• Challenge: Locate and copy all lines bearing the word "shall".

(Collection entries)
= = = =

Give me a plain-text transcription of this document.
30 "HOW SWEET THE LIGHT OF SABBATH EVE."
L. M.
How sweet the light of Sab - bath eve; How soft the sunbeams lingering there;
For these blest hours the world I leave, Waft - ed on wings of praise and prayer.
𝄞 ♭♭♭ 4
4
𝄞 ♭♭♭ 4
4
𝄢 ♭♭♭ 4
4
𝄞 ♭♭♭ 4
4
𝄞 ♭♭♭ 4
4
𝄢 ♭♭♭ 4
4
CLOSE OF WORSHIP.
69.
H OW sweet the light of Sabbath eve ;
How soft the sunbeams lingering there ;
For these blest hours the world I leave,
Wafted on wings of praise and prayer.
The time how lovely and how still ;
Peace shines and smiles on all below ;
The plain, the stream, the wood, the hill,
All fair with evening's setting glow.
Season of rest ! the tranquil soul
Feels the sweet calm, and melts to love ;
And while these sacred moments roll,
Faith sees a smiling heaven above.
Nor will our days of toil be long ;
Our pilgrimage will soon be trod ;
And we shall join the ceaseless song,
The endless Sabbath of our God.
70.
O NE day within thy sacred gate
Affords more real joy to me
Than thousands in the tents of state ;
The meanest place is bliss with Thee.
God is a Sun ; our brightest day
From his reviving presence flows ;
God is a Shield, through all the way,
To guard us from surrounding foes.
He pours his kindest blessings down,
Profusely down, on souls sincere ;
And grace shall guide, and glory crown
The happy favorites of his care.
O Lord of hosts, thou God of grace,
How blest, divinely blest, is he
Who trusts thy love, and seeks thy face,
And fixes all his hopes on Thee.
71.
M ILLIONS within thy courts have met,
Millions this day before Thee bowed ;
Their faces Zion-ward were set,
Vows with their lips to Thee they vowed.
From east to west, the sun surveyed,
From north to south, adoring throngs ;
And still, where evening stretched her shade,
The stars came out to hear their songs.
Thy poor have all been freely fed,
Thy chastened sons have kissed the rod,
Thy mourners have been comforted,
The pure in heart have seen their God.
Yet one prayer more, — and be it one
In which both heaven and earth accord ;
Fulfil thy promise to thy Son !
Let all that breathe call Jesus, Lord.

= = = =

• Exercise result:
And we shall join the ceaseless song,
And grace shall guide, and glory crown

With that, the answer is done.